EXTRACTED MATERIAL:

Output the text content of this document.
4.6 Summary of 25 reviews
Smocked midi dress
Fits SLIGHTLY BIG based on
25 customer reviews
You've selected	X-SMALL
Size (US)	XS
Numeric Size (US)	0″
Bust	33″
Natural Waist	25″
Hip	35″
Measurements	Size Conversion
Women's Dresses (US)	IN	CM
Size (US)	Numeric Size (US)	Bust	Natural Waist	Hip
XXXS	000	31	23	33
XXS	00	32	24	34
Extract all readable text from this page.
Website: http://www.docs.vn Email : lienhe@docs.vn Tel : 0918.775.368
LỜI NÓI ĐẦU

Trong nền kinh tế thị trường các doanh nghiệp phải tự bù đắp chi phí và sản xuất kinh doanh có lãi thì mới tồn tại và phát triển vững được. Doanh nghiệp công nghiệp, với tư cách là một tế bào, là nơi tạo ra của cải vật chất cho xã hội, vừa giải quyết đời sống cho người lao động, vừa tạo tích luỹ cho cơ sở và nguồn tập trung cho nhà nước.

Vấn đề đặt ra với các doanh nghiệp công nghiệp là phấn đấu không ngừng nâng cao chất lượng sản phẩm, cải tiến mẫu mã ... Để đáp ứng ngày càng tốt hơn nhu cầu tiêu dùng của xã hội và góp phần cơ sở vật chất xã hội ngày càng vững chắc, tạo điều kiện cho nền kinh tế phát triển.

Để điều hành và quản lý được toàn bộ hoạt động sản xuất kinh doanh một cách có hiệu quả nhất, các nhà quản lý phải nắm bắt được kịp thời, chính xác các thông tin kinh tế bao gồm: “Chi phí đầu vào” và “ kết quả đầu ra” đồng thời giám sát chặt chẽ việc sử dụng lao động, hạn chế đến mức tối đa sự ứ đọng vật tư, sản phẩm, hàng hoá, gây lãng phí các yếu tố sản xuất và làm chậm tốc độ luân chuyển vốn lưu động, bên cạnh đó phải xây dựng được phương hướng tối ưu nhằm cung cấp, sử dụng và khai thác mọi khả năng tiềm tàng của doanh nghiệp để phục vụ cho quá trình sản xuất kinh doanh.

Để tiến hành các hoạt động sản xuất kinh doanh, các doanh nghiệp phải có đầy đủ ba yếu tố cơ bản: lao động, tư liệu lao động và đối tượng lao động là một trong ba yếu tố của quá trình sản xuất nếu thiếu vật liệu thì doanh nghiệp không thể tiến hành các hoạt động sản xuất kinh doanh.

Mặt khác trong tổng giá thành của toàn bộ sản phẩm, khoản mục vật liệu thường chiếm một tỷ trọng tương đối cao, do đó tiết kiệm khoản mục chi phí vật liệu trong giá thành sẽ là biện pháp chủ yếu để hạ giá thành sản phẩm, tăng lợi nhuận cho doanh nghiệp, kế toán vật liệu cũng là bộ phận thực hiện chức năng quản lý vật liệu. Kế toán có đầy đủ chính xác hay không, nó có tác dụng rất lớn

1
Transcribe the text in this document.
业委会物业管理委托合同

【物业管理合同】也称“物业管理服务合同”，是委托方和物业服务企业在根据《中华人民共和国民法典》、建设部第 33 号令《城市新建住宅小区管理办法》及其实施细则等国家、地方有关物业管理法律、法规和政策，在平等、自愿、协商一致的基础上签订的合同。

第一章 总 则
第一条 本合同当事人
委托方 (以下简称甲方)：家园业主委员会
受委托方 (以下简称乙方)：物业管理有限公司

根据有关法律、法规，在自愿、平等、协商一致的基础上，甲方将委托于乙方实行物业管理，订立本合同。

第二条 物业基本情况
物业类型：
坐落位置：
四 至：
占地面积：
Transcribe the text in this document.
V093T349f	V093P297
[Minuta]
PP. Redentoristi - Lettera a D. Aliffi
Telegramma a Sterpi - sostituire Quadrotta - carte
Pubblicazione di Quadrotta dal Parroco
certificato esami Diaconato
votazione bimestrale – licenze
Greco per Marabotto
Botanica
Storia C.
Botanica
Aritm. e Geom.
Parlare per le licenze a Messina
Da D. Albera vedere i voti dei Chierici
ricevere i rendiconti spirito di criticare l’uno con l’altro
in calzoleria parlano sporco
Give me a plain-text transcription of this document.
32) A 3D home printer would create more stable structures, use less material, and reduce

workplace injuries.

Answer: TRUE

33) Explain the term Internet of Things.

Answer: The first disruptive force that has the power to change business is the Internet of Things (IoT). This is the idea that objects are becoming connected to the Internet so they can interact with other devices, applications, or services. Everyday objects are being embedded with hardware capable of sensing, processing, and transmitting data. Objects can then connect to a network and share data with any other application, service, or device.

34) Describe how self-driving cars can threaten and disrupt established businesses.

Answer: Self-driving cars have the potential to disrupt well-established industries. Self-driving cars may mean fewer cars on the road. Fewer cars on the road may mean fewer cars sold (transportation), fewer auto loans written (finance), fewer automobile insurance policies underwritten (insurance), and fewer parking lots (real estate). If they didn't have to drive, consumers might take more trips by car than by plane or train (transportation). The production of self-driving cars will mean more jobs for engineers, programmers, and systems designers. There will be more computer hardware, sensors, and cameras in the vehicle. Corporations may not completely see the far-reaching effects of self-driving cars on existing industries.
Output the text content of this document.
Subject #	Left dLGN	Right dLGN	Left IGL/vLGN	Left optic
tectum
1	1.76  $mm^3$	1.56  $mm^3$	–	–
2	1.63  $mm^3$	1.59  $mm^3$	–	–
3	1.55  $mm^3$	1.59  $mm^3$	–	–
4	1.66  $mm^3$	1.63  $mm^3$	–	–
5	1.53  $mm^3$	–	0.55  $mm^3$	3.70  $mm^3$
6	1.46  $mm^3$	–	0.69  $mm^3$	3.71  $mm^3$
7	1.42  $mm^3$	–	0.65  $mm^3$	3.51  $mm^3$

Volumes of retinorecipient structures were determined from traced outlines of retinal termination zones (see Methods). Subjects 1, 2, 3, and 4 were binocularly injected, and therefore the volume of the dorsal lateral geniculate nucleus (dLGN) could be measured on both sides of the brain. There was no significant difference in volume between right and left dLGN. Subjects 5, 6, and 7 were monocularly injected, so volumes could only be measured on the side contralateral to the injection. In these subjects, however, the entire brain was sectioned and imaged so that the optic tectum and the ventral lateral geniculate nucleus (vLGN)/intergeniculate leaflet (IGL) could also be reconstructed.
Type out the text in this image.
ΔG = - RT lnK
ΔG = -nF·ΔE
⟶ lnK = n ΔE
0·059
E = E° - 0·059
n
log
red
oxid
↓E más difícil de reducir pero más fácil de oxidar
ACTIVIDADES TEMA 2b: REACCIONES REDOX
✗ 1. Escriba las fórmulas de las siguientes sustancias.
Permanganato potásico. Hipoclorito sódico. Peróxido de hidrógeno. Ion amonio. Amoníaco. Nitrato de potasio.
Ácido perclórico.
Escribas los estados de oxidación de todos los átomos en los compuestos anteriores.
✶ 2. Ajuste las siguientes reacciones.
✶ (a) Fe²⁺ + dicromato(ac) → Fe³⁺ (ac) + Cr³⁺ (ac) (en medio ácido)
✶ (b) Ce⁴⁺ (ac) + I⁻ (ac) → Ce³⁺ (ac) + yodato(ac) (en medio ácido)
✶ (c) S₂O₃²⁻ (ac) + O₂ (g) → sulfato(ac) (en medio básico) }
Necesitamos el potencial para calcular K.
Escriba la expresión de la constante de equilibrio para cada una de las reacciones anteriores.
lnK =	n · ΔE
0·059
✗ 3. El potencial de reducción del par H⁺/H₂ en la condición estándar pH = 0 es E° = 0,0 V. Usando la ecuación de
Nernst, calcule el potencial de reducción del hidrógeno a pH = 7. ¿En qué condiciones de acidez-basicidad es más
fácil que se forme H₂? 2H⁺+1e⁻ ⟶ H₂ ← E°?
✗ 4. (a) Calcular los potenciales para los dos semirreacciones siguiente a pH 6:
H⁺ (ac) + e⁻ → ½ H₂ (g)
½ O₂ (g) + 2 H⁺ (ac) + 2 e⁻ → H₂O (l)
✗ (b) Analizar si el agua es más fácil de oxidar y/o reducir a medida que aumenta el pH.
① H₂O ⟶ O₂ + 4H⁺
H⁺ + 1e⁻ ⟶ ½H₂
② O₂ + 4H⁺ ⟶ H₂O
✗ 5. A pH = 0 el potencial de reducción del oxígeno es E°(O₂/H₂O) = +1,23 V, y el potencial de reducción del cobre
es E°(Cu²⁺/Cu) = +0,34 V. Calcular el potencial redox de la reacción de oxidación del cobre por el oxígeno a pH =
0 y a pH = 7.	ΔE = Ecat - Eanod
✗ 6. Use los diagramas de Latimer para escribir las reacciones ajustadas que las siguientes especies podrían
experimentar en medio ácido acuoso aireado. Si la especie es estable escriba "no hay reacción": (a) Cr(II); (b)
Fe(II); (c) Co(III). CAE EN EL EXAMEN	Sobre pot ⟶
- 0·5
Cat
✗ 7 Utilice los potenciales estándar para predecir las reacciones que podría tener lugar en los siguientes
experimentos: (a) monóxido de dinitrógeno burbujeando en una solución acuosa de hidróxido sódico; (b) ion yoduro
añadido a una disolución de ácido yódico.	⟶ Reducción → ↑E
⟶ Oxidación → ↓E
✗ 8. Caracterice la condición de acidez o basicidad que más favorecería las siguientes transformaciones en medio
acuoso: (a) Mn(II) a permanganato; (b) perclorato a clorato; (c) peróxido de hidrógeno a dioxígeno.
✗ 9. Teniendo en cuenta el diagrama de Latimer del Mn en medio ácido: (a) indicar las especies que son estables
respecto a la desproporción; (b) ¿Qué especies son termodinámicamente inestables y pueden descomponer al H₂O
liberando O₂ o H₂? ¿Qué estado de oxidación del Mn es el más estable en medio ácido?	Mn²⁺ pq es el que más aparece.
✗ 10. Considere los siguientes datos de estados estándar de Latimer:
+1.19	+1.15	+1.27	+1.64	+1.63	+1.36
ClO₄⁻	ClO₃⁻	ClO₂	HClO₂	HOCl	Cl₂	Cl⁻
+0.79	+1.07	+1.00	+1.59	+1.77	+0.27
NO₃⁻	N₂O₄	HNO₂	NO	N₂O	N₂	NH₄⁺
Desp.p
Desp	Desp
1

YOUR INSTRUCTIONS:
Each line that holds the word "Internet" should be extracted from the records.

EXERCISE RESPONSE:
33) Explain the term Internet of Things.
Answer: The first disruptive force that has the power to change business is the Internet of Things (IoT). This is the idea that objects are becoming connected to the Internet so they can interact with other devices, applications, or services. Everyday objects are being embedded with hardware capable of sensing, processing, and transmitting data. Objects can then connect to a network and share data with any other application, service, or device.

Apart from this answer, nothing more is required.